### Task
Select lines where the word "právnických" appears.
● ● ● ●
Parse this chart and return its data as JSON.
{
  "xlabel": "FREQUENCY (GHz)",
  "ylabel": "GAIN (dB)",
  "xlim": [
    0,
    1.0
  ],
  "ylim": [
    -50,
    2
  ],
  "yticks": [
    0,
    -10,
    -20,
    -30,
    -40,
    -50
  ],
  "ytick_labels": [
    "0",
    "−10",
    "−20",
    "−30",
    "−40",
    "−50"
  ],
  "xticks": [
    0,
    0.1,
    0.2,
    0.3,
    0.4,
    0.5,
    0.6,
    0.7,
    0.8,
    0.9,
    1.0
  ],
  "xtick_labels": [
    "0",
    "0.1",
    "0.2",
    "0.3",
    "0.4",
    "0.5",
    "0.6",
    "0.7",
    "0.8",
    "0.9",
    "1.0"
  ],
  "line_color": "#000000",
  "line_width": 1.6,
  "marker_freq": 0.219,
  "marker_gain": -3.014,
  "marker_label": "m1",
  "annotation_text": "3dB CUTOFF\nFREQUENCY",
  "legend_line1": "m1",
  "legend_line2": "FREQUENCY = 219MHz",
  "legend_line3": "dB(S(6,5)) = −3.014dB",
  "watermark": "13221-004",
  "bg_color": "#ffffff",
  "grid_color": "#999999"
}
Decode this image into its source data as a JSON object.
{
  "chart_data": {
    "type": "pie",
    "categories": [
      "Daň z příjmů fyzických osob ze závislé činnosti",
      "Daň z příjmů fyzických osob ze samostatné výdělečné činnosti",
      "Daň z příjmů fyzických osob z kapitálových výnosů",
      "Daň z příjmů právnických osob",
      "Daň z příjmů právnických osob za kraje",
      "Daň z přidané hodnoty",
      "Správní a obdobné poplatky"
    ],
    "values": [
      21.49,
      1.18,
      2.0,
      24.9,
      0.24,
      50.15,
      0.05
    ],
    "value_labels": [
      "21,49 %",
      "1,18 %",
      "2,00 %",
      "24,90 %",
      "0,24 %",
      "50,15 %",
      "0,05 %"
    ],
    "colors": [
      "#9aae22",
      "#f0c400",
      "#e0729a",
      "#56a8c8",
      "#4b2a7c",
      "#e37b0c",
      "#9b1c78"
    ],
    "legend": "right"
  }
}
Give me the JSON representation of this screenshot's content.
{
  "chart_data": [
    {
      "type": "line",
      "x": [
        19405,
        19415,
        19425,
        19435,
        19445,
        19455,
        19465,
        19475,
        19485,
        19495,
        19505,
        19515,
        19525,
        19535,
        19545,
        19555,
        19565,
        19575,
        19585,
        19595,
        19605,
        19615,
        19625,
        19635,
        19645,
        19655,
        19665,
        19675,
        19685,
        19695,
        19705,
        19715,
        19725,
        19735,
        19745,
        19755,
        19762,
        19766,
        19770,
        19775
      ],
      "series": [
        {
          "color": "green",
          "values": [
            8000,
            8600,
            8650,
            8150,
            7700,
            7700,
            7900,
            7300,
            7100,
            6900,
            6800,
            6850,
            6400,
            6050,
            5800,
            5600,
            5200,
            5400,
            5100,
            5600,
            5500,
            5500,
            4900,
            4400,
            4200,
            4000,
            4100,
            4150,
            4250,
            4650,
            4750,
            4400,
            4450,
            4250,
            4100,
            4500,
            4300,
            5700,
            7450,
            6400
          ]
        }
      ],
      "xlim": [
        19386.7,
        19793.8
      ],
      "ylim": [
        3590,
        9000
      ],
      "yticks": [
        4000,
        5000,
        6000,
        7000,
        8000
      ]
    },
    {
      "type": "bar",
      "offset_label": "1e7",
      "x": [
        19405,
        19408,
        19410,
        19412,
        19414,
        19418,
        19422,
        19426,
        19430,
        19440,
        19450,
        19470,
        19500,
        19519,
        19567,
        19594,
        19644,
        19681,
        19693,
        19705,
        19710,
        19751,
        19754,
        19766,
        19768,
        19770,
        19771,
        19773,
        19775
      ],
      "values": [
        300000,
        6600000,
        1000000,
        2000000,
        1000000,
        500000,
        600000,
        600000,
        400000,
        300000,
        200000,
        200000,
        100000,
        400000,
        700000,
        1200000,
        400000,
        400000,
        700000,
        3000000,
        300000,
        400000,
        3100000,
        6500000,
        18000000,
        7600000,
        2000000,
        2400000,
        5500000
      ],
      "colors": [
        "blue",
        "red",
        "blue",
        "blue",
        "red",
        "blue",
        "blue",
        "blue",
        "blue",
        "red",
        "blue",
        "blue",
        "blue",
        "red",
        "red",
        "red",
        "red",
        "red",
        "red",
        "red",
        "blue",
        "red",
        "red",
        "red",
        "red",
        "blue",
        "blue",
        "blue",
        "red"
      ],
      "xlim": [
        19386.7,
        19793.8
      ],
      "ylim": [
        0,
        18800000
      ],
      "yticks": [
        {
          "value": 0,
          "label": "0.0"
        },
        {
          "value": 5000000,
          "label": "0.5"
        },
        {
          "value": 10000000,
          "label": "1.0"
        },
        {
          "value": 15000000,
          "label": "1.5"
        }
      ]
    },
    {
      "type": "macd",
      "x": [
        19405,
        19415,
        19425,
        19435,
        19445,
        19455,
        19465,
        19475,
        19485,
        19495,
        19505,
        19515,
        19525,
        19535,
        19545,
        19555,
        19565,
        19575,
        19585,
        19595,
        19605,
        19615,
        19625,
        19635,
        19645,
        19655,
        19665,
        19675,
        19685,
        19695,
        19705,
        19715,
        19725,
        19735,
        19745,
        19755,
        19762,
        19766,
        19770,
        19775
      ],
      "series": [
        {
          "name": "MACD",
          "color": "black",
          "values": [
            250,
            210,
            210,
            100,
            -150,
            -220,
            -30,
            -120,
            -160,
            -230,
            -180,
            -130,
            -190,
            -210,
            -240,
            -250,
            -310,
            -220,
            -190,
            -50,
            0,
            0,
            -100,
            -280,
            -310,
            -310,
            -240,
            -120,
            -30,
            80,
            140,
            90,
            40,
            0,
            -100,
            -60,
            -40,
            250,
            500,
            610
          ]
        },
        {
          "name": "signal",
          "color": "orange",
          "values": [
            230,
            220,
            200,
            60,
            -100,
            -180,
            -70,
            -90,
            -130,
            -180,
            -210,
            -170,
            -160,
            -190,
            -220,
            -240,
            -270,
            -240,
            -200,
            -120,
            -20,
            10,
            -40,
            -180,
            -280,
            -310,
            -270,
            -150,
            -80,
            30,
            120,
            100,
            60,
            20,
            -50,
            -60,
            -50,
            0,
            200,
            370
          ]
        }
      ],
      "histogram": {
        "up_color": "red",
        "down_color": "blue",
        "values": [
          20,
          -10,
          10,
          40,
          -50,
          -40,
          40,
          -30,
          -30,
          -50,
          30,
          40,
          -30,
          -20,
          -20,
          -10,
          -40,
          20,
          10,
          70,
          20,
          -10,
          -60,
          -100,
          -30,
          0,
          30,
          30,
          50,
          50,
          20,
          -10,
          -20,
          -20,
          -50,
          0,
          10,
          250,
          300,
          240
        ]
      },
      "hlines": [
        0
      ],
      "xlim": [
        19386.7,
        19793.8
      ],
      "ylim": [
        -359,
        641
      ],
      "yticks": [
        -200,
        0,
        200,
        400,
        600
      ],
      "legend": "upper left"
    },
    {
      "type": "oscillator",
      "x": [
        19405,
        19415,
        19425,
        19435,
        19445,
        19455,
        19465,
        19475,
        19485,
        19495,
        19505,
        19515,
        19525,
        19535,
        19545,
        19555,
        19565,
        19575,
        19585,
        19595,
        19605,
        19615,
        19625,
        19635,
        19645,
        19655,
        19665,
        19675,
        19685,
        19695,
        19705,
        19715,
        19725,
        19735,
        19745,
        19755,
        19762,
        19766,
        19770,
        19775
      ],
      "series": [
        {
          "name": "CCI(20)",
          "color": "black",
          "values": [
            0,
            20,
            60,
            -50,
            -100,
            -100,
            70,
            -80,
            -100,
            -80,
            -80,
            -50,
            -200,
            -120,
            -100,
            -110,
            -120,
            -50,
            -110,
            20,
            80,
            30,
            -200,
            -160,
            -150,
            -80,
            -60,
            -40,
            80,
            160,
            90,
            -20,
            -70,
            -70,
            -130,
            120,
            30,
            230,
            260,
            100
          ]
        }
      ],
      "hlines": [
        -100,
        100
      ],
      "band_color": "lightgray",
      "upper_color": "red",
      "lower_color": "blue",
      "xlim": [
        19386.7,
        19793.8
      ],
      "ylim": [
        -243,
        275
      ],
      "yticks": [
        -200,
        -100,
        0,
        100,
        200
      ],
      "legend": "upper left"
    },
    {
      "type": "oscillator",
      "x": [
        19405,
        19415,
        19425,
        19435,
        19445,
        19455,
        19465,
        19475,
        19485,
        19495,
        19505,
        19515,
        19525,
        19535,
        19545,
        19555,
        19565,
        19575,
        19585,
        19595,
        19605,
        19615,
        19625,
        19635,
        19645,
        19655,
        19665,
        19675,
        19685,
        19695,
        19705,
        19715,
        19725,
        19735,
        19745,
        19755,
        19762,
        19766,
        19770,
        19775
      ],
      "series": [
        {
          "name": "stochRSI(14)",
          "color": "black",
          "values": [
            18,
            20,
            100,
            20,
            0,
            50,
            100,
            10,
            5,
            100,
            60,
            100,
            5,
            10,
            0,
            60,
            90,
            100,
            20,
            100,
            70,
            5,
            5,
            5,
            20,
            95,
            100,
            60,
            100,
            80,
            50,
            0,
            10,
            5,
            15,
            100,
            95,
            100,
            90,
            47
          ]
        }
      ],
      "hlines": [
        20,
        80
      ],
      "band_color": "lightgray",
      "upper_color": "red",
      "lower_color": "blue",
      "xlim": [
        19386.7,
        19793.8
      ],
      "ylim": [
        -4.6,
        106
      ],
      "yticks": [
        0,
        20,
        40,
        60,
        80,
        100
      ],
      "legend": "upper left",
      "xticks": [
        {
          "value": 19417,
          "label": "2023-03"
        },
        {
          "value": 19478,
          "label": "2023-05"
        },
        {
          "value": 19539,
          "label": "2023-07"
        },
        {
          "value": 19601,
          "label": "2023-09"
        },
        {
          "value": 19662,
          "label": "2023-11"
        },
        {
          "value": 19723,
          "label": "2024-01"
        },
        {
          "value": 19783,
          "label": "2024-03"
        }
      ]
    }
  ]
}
● ● ● ●
### Exercise output
      "Daň z příjmů právnických osob",
      "Daň z příjmů právnických osob za kraje",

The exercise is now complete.